**What is asked**
Only the number is wanted: count the lines that contain "ochyai".

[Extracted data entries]
----------------------------------------

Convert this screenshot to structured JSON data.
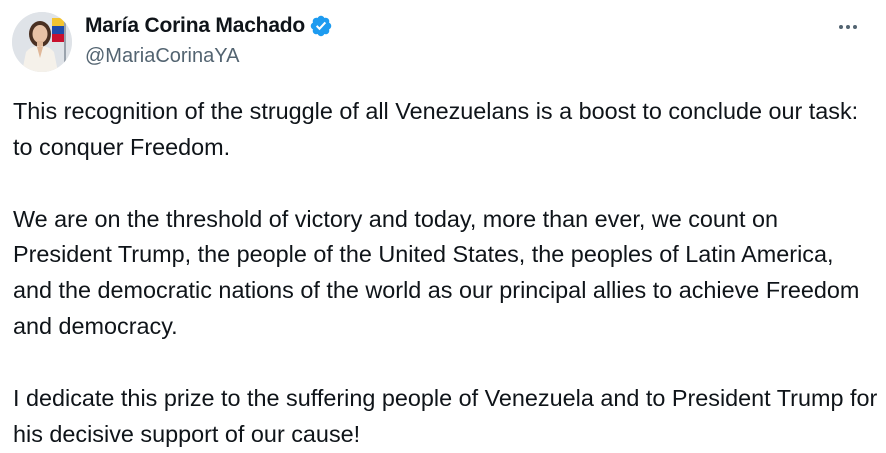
{
  "author": {
    "display_name": "María Corina Machado",
    "handle": "@MariaCorinaYA",
    "verified": true,
    "verified_color": "#1d9bf0"
  },
  "icons": {
    "verified": "verified-badge-icon",
    "more": "more-options-icon"
  },
  "tweet": {
    "paragraphs": [
      "This recognition of the struggle of all Venezuelans is a boost to conclude our task: to conquer Freedom.",
      "We are on the threshold of victory and today, more than ever, we count on President Trump, the people of the United States, the peoples of Latin America, and the democratic nations of the world as our principal allies to achieve Freedom and democracy.",
      "I dedicate this prize to the suffering people of Venezuela and to President Trump for his decisive support of our cause!"
    ]
  }
}
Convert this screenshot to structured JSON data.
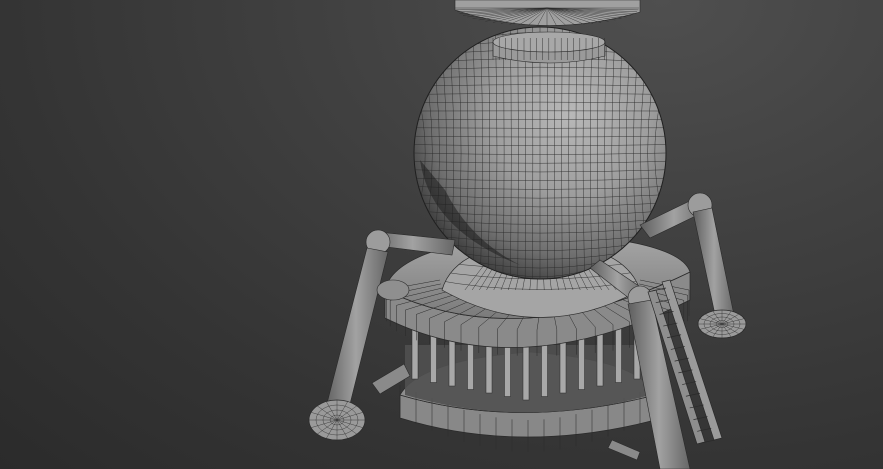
{
  "viewport": {
    "background_colors": [
      "#2e2e2e",
      "#4a4a4a"
    ],
    "shading_mode": "edged-faces",
    "model_base_color": "#9a9a9a",
    "wireframe_color": "#2a2a2a"
  },
  "model": {
    "parts": [
      "top-dish",
      "neck-collar",
      "main-sphere",
      "lower-dome",
      "deck-ring",
      "column-ring",
      "base-ring",
      "leg-left",
      "leg-right-back",
      "leg-front",
      "foot-pad-left",
      "foot-pad-right",
      "ladder"
    ]
  }
}
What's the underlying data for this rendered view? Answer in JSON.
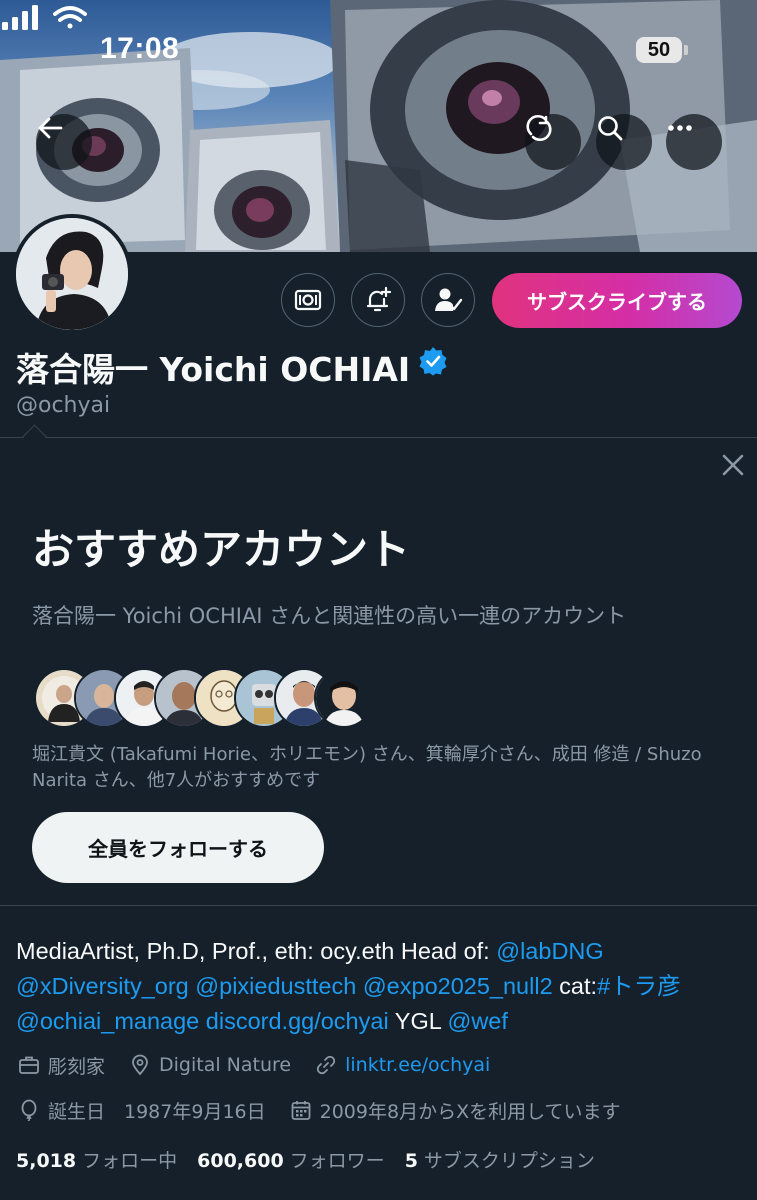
{
  "status_bar": {
    "time": "17:08",
    "battery": "50"
  },
  "header": {
    "back_icon": "arrow-left-icon",
    "actions": [
      "refresh-icon",
      "search-icon",
      "more-icon"
    ]
  },
  "profile": {
    "display_name": "落合陽一 Yoichi OCHIAI",
    "handle": "@ochyai",
    "verified": true,
    "subscribe_label": "サブスクライブする",
    "action_icons": [
      "subscription-icon",
      "notification-add-icon",
      "following-icon"
    ]
  },
  "recommendations": {
    "title": "おすすめアカウント",
    "subtitle": "落合陽一 Yoichi OCHIAI さんと関連性の高い一連のアカウント",
    "people_text": "堀江貴文 (Takafumi Horie、ホリエモン) さん、箕輪厚介さん、成田 修造 / Shuzo Narita さん、他7人がおすすめです",
    "follow_all_label": "全員をフォローする",
    "avatar_count": 8
  },
  "bio": {
    "line1_text": "MediaArtist, Ph.D, Prof., eth: ocy.eth Head of: ",
    "line1_link": "@labDNG",
    "line2_link1": "@xDiversity_org",
    "line2_link2": "@pixiedusttech",
    "line2_link3": "@expo2025_null2",
    "line2_text": " cat:",
    "line2_link4": "#トラ彦",
    "line3_link1": "@ochiai_manage",
    "line3_link2": "discord.gg/ochyai",
    "line3_text": " YGL ",
    "line3_link3": "@wef"
  },
  "meta": {
    "job": "彫刻家",
    "location": "Digital Nature",
    "website": "linktr.ee/ochyai",
    "birthday": "誕生日　1987年9月16日",
    "joined": "2009年8月からXを利用しています"
  },
  "stats": {
    "following_count": "5,018",
    "following_label": "フォロー中",
    "followers_count": "600,600",
    "followers_label": "フォロワー",
    "subscriptions_count": "5",
    "subscriptions_label": "サブスクリプション"
  },
  "colors": {
    "background": "#15202b",
    "link": "#1d9bf0",
    "muted": "#8b98a5",
    "subscribe_gradient_start": "#e0337f",
    "subscribe_gradient_end": "#b44ad0"
  }
}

----------------------------------------

**Written answer**
3